Dataset rows about figures
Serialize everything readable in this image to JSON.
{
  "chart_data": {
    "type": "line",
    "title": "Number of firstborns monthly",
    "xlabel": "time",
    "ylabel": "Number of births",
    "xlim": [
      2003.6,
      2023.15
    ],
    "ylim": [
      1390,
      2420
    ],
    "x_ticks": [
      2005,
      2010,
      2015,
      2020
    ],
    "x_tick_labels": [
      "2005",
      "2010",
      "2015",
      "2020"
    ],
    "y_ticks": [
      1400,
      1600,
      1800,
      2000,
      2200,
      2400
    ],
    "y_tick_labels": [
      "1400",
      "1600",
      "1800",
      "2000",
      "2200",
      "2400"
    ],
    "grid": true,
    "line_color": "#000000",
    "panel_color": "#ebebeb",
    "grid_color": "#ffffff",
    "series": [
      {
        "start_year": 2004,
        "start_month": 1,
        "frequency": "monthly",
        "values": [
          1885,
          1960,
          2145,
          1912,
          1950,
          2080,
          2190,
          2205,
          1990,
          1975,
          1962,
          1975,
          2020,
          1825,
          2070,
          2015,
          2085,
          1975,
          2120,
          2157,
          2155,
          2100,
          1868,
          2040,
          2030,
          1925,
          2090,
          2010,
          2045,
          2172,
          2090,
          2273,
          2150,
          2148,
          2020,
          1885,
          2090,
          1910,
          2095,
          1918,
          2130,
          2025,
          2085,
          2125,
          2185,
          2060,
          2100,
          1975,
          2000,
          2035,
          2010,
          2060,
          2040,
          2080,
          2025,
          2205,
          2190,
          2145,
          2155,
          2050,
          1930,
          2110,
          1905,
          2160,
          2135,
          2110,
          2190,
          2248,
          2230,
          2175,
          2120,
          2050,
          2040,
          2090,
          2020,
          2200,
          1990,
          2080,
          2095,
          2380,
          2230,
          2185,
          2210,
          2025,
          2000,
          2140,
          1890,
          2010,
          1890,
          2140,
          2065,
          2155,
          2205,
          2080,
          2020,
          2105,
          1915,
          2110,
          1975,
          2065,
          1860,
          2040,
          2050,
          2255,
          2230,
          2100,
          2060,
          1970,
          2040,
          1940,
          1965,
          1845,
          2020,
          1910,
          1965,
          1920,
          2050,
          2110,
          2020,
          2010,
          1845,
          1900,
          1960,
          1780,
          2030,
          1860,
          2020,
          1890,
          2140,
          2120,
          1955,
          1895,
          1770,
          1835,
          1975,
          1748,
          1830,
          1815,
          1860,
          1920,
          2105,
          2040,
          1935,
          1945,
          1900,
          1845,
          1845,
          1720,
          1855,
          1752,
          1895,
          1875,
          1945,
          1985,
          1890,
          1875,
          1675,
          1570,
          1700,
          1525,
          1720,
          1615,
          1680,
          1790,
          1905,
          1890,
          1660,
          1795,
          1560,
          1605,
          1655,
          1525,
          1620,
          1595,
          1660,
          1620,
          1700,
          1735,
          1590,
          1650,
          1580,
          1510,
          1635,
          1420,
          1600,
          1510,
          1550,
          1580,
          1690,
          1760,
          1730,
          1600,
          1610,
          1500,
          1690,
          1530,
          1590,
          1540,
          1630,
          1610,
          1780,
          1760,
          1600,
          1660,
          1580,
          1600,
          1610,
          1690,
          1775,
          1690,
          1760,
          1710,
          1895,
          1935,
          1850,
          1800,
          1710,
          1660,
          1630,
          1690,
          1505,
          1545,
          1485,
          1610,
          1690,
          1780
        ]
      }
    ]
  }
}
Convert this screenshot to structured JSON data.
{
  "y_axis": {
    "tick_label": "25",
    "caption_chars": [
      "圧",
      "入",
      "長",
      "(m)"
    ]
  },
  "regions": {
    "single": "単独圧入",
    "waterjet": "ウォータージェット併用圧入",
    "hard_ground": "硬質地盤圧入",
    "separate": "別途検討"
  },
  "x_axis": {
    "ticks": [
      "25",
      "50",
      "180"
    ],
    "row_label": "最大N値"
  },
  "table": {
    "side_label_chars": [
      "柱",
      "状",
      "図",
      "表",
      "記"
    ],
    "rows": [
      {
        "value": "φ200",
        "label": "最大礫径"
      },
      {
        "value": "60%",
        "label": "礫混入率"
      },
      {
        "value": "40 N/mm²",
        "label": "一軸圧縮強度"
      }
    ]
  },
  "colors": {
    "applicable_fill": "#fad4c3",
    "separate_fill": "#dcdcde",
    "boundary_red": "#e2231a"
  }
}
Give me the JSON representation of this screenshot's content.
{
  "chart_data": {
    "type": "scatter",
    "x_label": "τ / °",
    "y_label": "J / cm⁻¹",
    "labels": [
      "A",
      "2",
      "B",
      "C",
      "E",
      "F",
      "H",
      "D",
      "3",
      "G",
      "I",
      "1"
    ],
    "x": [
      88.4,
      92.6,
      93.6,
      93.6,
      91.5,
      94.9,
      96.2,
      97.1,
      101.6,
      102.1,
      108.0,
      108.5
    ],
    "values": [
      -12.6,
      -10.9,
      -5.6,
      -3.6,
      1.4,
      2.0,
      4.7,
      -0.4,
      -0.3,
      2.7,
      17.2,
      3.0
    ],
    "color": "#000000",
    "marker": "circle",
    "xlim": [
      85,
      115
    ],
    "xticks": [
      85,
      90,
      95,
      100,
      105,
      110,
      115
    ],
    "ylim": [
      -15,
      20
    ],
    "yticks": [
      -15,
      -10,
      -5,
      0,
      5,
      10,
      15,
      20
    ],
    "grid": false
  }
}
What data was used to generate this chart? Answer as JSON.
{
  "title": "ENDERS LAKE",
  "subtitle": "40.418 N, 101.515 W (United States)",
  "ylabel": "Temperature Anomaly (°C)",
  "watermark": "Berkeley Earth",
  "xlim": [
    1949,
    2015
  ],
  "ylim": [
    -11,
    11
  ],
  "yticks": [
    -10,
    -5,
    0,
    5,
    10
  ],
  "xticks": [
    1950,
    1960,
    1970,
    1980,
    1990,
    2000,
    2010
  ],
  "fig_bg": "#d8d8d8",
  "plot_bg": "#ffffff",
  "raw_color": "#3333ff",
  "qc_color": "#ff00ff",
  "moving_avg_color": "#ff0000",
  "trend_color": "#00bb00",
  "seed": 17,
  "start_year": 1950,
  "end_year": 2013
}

WHAT YOU ARE ASKED TO DO
Output all of the material exactly as written.

ANSWER TO THE TASK
Serialize everything readable in this image to JSON.
{
  "chart_data": {
    "type": "line",
    "title": "Number of firstborns monthly",
    "xlabel": "time",
    "ylabel": "Number of births",
    "xlim": [
      2003.6,
      2023.15
    ],
    "ylim": [
      1390,
      2420
    ],
    "x_ticks": [
      2005,
      2010,
      2015,
      2020
    ],
    "x_tick_labels": [
      "2005",
      "2010",
      "2015",
      "2020"
    ],
    "y_ticks": [
      1400,
      1600,
      1800,
      2000,
      2200,
      2400
    ],
    "y_tick_labels": [
      "1400",
      "1600",
      "1800",
      "2000",
      "2200",
      "2400"
    ],
    "grid": true,
    "line_color": "#000000",
    "panel_color": "#ebebeb",
    "grid_color": "#ffffff",
    "series": [
      {
        "start_year": 2004,
        "start_month": 1,
        "frequency": "monthly",
        "values": [
          1885,
          1960,
          2145,
          1912,
          1950,
          2080,
          2190,
          2205,
          1990,
          1975,
          1962,
          1975,
          2020,
          1825,
          2070,
          2015,
          2085,
          1975,
          2120,
          2157,
          2155,
          2100,
          1868,
          2040,
          2030,
          1925,
          2090,
          2010,
          2045,
          2172,
          2090,
          2273,
          2150,
          2148,
          2020,
          1885,
          2090,
          1910,
          2095,
          1918,
          2130,
          2025,
          2085,
          2125,
          2185,
          2060,
          2100,
          1975,
          2000,
          2035,
          2010,
          2060,
          2040,
          2080,
          2025,
          2205,
          2190,
          2145,
          2155,
          2050,
          1930,
          2110,
          1905,
          2160,
          2135,
          2110,
          2190,
          2248,
          2230,
          2175,
          2120,
          2050,
          2040,
          2090,
          2020,
          2200,
          1990,
          2080,
          2095,
          2380,
          2230,
          2185,
          2210,
          2025,
          2000,
          2140,
          1890,
          2010,
          1890,
          2140,
          2065,
          2155,
          2205,
          2080,
          2020,
          2105,
          1915,
          2110,
          1975,
          2065,
          1860,
          2040,
          2050,
          2255,
          2230,
          2100,
          2060,
          1970,
          2040,
          1940,
          1965,
          1845,
          2020,
          1910,
          1965,
          1920,
          2050,
          2110,
          2020,
          2010,
          1845,
          1900,
          1960,
          1780,
          2030,
          1860,
          2020,
          1890,
          2140,
          2120,
          1955,
          1895,
          1770,
          1835,
          1975,
          1748,
          1830,
          1815,
          1860,
          1920,
          2105,
          2040,
          1935,
          1945,
          1900,
          1845,
          1845,
          1720,
          1855,
          1752,
          1895,
          1875,
          1945,
          1985,
          1890,
          1875,
          1675,
          1570,
          1700,
          1525,
          1720,
          1615,
          1680,
          1790,
          1905,
          1890,
          1660,
          1795,
          1560,
          1605,
          1655,
          1525,
          1620,
          1595,
          1660,
          1620,
          1700,
          1735,
          1590,
          1650,
          1580,
          1510,
          1635,
          1420,
          1600,
          1510,
          1550,
          1580,
          1690,
          1760,
          1730,
          1600,
          1610,
          1500,
          1690,
          1530,
          1590,
          1540,
          1630,
          1610,
          1780,
          1760,
          1600,
          1660,
          1580,
          1600,
          1610,
          1690,
          1775,
          1690,
          1760,
          1710,
          1895,
          1935,
          1850,
          1800,
          1710,
          1660,
          1630,
          1690,
          1505,
          1545,
          1485,
          1610,
          1690,
          1780
        ]
      }
    ]
  }
}
Convert this screenshot to structured JSON data.
{
  "y_axis": {
    "tick_label": "25",
    "caption_chars": [
      "圧",
      "入",
      "長",
      "(m)"
    ]
  },
  "regions": {
    "single": "単独圧入",
    "waterjet": "ウォータージェット併用圧入",
    "hard_ground": "硬質地盤圧入",
    "separate": "別途検討"
  },
  "x_axis": {
    "ticks": [
      "25",
      "50",
      "180"
    ],
    "row_label": "最大N値"
  },
  "table": {
    "side_label_chars": [
      "柱",
      "状",
      "図",
      "表",
      "記"
    ],
    "rows": [
      {
        "value": "φ200",
        "label": "最大礫径"
      },
      {
        "value": "60%",
        "label": "礫混入率"
      },
      {
        "value": "40 N/mm²",
        "label": "一軸圧縮強度"
      }
    ]
  },
  "colors": {
    "applicable_fill": "#fad4c3",
    "separate_fill": "#dcdcde",
    "boundary_red": "#e2231a"
  }
}
Give me the JSON representation of this screenshot's content.
{
  "chart_data": {
    "type": "scatter",
    "x_label": "τ / °",
    "y_label": "J / cm⁻¹",
    "labels": [
      "A",
      "2",
      "B",
      "C",
      "E",
      "F",
      "H",
      "D",
      "3",
      "G",
      "I",
      "1"
    ],
    "x": [
      88.4,
      92.6,
      93.6,
      93.6,
      91.5,
      94.9,
      96.2,
      97.1,
      101.6,
      102.1,
      108.0,
      108.5
    ],
    "values": [
      -12.6,
      -10.9,
      -5.6,
      -3.6,
      1.4,
      2.0,
      4.7,
      -0.4,
      -0.3,
      2.7,
      17.2,
      3.0
    ],
    "color": "#000000",
    "marker": "circle",
    "xlim": [
      85,
      115
    ],
    "xticks": [
      85,
      90,
      95,
      100,
      105,
      110,
      115
    ],
    "ylim": [
      -15,
      20
    ],
    "yticks": [
      -15,
      -10,
      -5,
      0,
      5,
      10,
      15,
      20
    ],
    "grid": false
  }
}
What data was used to generate this chart? Answer as JSON.
{
  "title": "ENDERS LAKE",
  "subtitle": "40.418 N, 101.515 W (United States)",
  "ylabel": "Temperature Anomaly (°C)",
  "watermark": "Berkeley Earth",
  "xlim": [
    1949,
    2015
  ],
  "ylim": [
    -11,
    11
  ],
  "yticks": [
    -10,
    -5,
    0,
    5,
    10
  ],
  "xticks": [
    1950,
    1960,
    1970,
    1980,
    1990,
    2000,
    2010
  ],
  "fig_bg": "#d8d8d8",
  "plot_bg": "#ffffff",
  "raw_color": "#3333ff",
  "qc_color": "#ff00ff",
  "moving_avg_color": "#ff0000",
  "trend_color": "#00bb00",
  "seed": 17,
  "start_year": 1950,
  "end_year": 2013
}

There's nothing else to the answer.